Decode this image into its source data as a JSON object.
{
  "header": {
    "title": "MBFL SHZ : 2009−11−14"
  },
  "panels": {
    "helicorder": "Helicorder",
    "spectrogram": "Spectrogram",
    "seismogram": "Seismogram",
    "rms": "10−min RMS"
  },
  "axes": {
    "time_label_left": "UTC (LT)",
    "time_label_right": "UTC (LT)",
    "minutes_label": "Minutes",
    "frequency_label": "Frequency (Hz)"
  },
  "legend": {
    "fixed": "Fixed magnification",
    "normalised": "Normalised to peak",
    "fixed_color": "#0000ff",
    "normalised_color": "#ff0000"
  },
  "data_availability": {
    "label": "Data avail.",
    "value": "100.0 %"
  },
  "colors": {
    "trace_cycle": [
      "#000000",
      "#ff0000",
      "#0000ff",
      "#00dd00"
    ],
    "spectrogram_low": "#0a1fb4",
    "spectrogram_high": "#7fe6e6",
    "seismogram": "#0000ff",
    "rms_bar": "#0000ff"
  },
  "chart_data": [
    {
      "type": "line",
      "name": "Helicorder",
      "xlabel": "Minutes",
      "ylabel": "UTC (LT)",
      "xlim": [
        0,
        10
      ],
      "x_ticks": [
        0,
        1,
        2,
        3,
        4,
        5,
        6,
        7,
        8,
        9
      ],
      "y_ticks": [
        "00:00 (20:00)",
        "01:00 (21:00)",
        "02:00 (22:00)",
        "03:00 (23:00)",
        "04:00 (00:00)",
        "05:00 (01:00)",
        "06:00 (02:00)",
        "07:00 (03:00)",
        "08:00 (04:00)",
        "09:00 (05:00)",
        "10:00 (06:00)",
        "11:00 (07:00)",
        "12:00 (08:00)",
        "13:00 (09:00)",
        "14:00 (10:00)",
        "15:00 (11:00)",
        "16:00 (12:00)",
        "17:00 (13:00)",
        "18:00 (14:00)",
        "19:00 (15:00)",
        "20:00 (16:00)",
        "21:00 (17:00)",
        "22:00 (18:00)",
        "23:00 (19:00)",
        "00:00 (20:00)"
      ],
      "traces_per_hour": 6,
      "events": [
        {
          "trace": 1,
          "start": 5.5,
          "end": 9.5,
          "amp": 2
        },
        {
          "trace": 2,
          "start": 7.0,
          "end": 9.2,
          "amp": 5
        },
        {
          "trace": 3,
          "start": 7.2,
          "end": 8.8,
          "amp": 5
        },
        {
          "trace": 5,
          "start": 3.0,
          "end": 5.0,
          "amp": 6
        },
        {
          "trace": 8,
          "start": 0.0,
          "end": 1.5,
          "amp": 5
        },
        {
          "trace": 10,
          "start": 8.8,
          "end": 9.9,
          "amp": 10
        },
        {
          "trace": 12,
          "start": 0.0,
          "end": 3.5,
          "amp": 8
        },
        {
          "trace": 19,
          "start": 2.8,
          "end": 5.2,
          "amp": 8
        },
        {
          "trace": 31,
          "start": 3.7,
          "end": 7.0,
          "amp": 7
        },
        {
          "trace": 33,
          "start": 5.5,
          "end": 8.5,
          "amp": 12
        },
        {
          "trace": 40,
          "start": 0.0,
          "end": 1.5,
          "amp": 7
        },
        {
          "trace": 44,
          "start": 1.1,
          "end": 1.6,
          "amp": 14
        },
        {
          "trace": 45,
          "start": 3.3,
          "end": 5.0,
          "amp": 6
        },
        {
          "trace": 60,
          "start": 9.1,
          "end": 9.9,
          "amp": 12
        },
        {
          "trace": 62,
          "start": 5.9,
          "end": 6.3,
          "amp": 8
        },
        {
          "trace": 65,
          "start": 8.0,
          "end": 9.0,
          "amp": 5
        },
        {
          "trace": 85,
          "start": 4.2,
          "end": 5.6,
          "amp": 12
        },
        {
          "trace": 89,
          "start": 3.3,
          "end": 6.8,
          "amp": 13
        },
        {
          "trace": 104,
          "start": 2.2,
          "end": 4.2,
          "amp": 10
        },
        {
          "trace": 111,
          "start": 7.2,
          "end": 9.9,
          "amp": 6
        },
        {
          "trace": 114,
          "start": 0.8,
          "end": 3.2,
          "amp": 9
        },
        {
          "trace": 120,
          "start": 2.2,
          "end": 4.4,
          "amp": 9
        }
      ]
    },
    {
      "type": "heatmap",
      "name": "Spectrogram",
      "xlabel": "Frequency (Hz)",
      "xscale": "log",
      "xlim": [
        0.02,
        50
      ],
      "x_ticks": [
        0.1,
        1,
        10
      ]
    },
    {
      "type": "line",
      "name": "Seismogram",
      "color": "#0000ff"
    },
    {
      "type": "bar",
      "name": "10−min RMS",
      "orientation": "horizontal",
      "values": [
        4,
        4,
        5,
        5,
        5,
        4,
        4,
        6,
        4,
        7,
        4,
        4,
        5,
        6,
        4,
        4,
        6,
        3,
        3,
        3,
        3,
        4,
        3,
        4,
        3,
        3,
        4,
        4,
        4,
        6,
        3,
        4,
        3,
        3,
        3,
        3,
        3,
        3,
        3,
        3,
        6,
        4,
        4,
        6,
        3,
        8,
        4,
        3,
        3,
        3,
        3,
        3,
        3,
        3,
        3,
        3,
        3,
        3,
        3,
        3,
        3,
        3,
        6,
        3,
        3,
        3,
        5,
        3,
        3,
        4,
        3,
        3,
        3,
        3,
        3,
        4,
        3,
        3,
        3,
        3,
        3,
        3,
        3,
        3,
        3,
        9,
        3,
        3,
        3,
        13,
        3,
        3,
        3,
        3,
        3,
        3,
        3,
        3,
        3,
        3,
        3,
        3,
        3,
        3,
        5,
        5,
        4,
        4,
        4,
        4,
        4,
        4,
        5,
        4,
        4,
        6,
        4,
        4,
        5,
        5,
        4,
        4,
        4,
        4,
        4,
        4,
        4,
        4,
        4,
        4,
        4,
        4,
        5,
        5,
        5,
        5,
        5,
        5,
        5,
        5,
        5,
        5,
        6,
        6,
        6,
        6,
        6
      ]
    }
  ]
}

● ● ●

What is being asked: Retype the whole listing, matching it exactly.

Problem solution:
Decode this image into its source data as a JSON object.
{
  "header": {
    "title": "MBFL SHZ : 2009−11−14"
  },
  "panels": {
    "helicorder": "Helicorder",
    "spectrogram": "Spectrogram",
    "seismogram": "Seismogram",
    "rms": "10−min RMS"
  },
  "axes": {
    "time_label_left": "UTC (LT)",
    "time_label_right": "UTC (LT)",
    "minutes_label": "Minutes",
    "frequency_label": "Frequency (Hz)"
  },
  "legend": {
    "fixed": "Fixed magnification",
    "normalised": "Normalised to peak",
    "fixed_color": "#0000ff",
    "normalised_color": "#ff0000"
  },
  "data_availability": {
    "label": "Data avail.",
    "value": "100.0 %"
  },
  "colors": {
    "trace_cycle": [
      "#000000",
      "#ff0000",
      "#0000ff",
      "#00dd00"
    ],
    "spectrogram_low": "#0a1fb4",
    "spectrogram_high": "#7fe6e6",
    "seismogram": "#0000ff",
    "rms_bar": "#0000ff"
  },
  "chart_data": [
    {
      "type": "line",
      "name": "Helicorder",
      "xlabel": "Minutes",
      "ylabel": "UTC (LT)",
      "xlim": [
        0,
        10
      ],
      "x_ticks": [
        0,
        1,
        2,
        3,
        4,
        5,
        6,
        7,
        8,
        9
      ],
      "y_ticks": [
        "00:00 (20:00)",
        "01:00 (21:00)",
        "02:00 (22:00)",
        "03:00 (23:00)",
        "04:00 (00:00)",
        "05:00 (01:00)",
        "06:00 (02:00)",
        "07:00 (03:00)",
        "08:00 (04:00)",
        "09:00 (05:00)",
        "10:00 (06:00)",
        "11:00 (07:00)",
        "12:00 (08:00)",
        "13:00 (09:00)",
        "14:00 (10:00)",
        "15:00 (11:00)",
        "16:00 (12:00)",
        "17:00 (13:00)",
        "18:00 (14:00)",
        "19:00 (15:00)",
        "20:00 (16:00)",
        "21:00 (17:00)",
        "22:00 (18:00)",
        "23:00 (19:00)",
        "00:00 (20:00)"
      ],
      "traces_per_hour": 6,
      "events": [
        {
          "trace": 1,
          "start": 5.5,
          "end": 9.5,
          "amp": 2
        },
        {
          "trace": 2,
          "start": 7.0,
          "end": 9.2,
          "amp": 5
        },
        {
          "trace": 3,
          "start": 7.2,
          "end": 8.8,
          "amp": 5
        },
        {
          "trace": 5,
          "start": 3.0,
          "end": 5.0,
          "amp": 6
        },
        {
          "trace": 8,
          "start": 0.0,
          "end": 1.5,
          "amp": 5
        },
        {
          "trace": 10,
          "start": 8.8,
          "end": 9.9,
          "amp": 10
        },
        {
          "trace": 12,
          "start": 0.0,
          "end": 3.5,
          "amp": 8
        },
        {
          "trace": 19,
          "start": 2.8,
          "end": 5.2,
          "amp": 8
        },
        {
          "trace": 31,
          "start": 3.7,
          "end": 7.0,
          "amp": 7
        },
        {
          "trace": 33,
          "start": 5.5,
          "end": 8.5,
          "amp": 12
        },
        {
          "trace": 40,
          "start": 0.0,
          "end": 1.5,
          "amp": 7
        },
        {
          "trace": 44,
          "start": 1.1,
          "end": 1.6,
          "amp": 14
        },
        {
          "trace": 45,
          "start": 3.3,
          "end": 5.0,
          "amp": 6
        },
        {
          "trace": 60,
          "start": 9.1,
          "end": 9.9,
          "amp": 12
        },
        {
          "trace": 62,
          "start": 5.9,
          "end": 6.3,
          "amp": 8
        },
        {
          "trace": 65,
          "start": 8.0,
          "end": 9.0,
          "amp": 5
        },
        {
          "trace": 85,
          "start": 4.2,
          "end": 5.6,
          "amp": 12
        },
        {
          "trace": 89,
          "start": 3.3,
          "end": 6.8,
          "amp": 13
        },
        {
          "trace": 104,
          "start": 2.2,
          "end": 4.2,
          "amp": 10
        },
        {
          "trace": 111,
          "start": 7.2,
          "end": 9.9,
          "amp": 6
        },
        {
          "trace": 114,
          "start": 0.8,
          "end": 3.2,
          "amp": 9
        },
        {
          "trace": 120,
          "start": 2.2,
          "end": 4.4,
          "amp": 9
        }
      ]
    },
    {
      "type": "heatmap",
      "name": "Spectrogram",
      "xlabel": "Frequency (Hz)",
      "xscale": "log",
      "xlim": [
        0.02,
        50
      ],
      "x_ticks": [
        0.1,
        1,
        10
      ]
    },
    {
      "type": "line",
      "name": "Seismogram",
      "color": "#0000ff"
    },
    {
      "type": "bar",
      "name": "10−min RMS",
      "orientation": "horizontal",
      "values": [
        4,
        4,
        5,
        5,
        5,
        4,
        4,
        6,
        4,
        7,
        4,
        4,
        5,
        6,
        4,
        4,
        6,
        3,
        3,
        3,
        3,
        4,
        3,
        4,
        3,
        3,
        4,
        4,
        4,
        6,
        3,
        4,
        3,
        3,
        3,
        3,
        3,
        3,
        3,
        3,
        6,
        4,
        4,
        6,
        3,
        8,
        4,
        3,
        3,
        3,
        3,
        3,
        3,
        3,
        3,
        3,
        3,
        3,
        3,
        3,
        3,
        3,
        6,
        3,
        3,
        3,
        5,
        3,
        3,
        4,
        3,
        3,
        3,
        3,
        3,
        4,
        3,
        3,
        3,
        3,
        3,
        3,
        3,
        3,
        3,
        9,
        3,
        3,
        3,
        13,
        3,
        3,
        3,
        3,
        3,
        3,
        3,
        3,
        3,
        3,
        3,
        3,
        3,
        3,
        5,
        5,
        4,
        4,
        4,
        4,
        4,
        4,
        5,
        4,
        4,
        6,
        4,
        4,
        5,
        5,
        4,
        4,
        4,
        4,
        4,
        4,
        4,
        4,
        4,
        4,
        4,
        4,
        5,
        5,
        5,
        5,
        5,
        5,
        5,
        5,
        5,
        5,
        6,
        6,
        6,
        6,
        6
      ]
    }
  ]
}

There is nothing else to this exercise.